TASK DESCRIPTION:
Read through the entries below and return each line with the word "octal".

(Saved entries)
------------------------------------------------

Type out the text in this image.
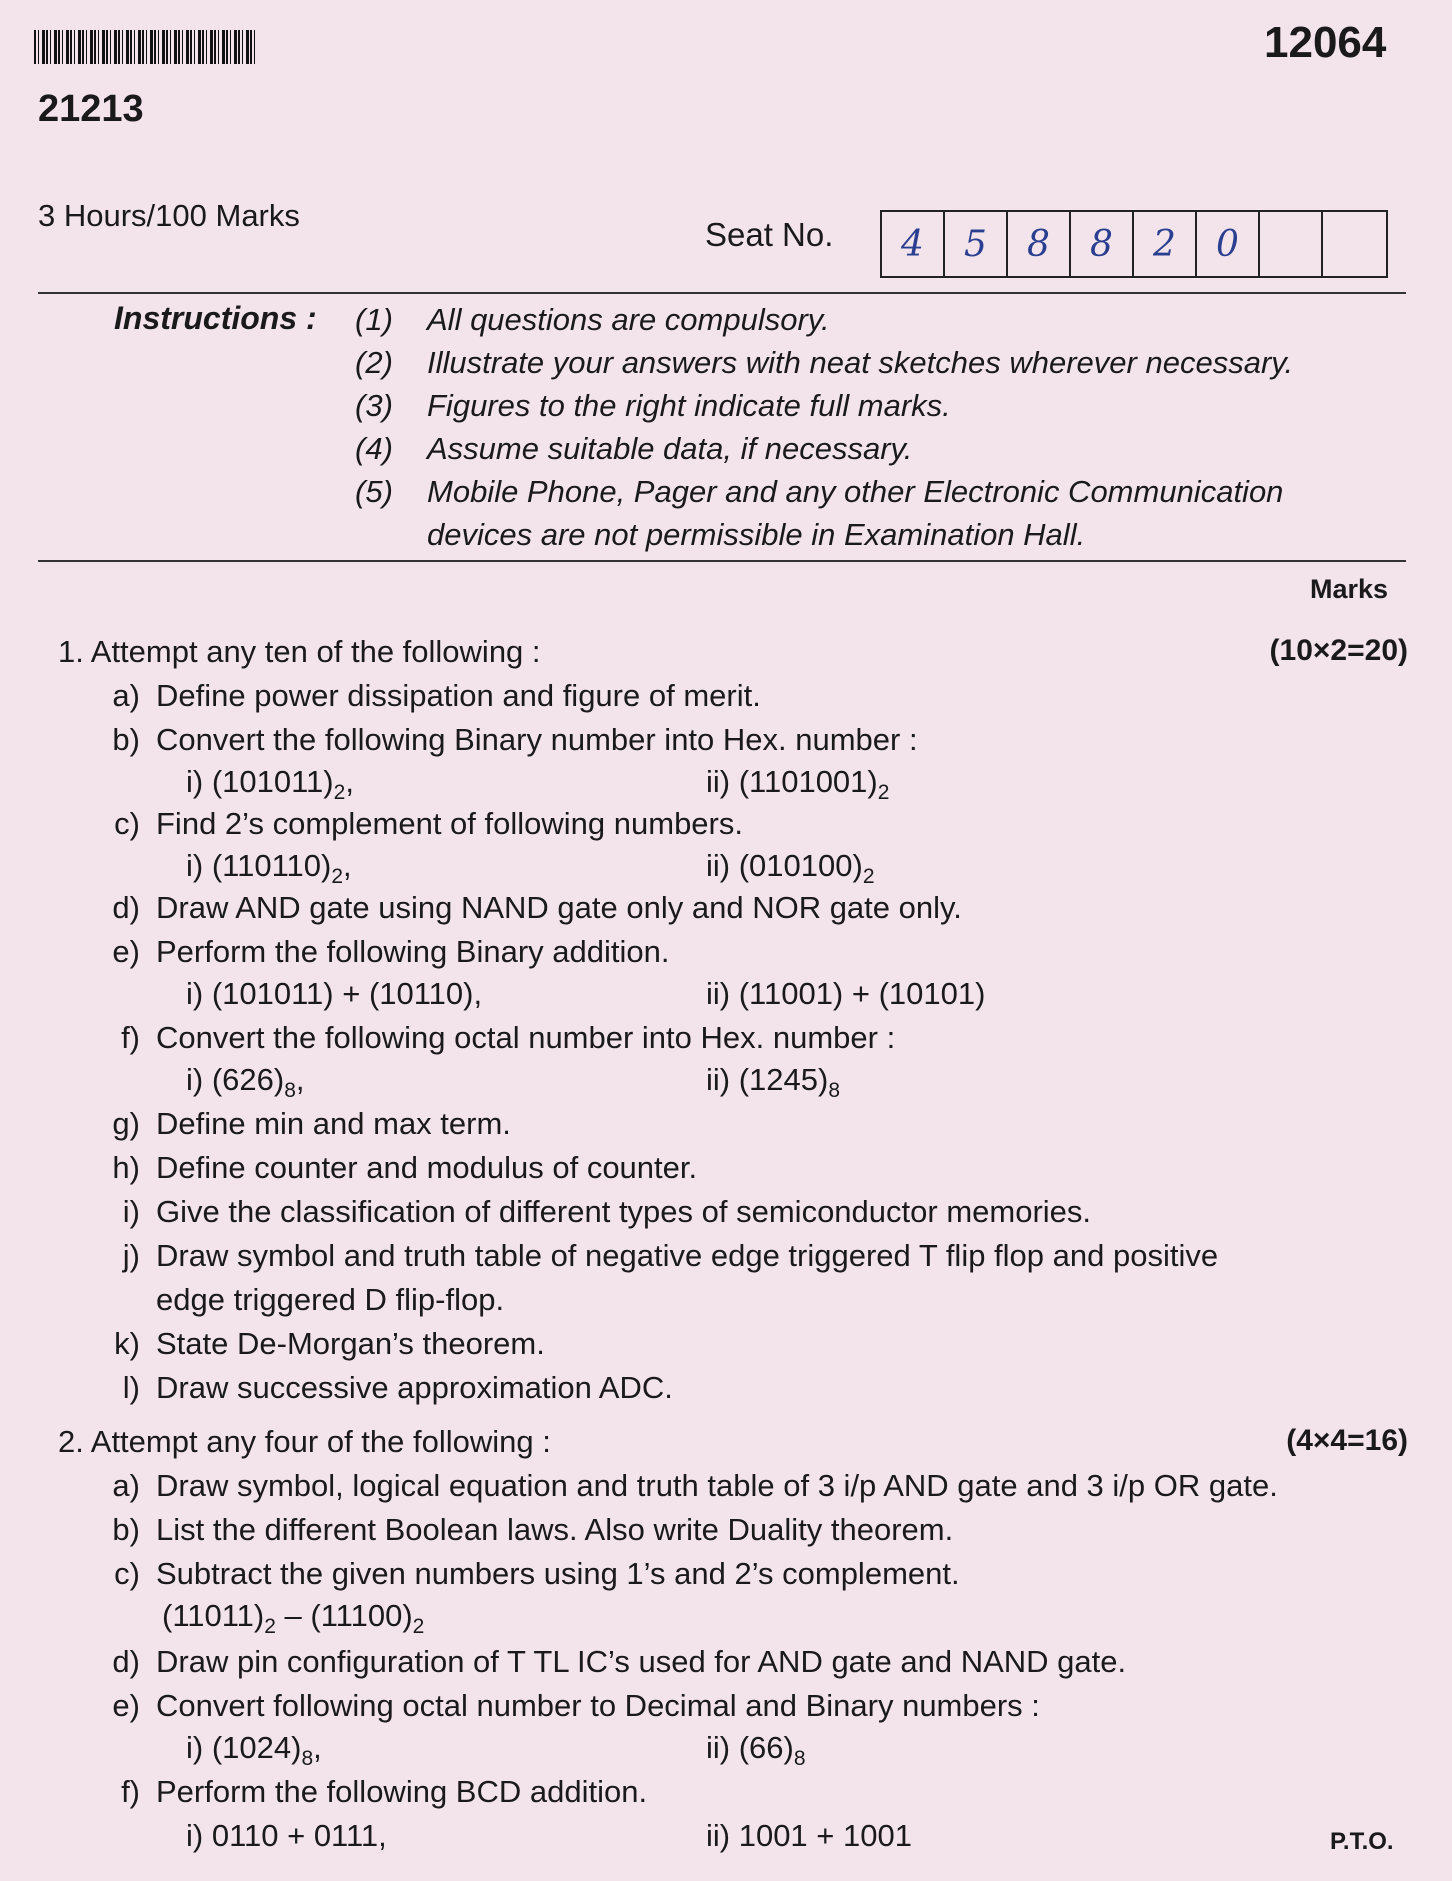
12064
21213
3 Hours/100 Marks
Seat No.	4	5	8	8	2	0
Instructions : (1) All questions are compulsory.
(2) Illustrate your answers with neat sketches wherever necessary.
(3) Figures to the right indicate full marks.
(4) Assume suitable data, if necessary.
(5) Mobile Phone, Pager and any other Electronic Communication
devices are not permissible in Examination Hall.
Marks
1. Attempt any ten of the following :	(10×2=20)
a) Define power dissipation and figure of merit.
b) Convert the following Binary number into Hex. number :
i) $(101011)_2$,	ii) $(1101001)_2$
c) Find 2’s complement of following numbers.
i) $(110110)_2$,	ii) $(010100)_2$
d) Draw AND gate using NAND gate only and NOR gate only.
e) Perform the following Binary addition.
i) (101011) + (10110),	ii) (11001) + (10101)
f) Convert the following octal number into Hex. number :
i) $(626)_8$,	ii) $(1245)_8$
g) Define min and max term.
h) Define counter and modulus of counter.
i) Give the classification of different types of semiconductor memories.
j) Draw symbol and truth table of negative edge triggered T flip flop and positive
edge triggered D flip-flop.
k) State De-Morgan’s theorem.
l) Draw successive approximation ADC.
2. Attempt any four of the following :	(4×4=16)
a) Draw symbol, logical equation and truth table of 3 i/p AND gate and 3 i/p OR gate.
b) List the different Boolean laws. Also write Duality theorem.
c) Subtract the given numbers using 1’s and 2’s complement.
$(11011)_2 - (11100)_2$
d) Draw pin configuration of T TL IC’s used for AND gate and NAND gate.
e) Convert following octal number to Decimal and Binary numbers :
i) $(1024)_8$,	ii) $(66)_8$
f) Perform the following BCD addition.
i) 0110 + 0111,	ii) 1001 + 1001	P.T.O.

------------------------------------------------

EXERCISE SOLUTION:
f) Convert the following octal number into Hex. number :
e) Convert following octal number to Decimal and Binary numbers :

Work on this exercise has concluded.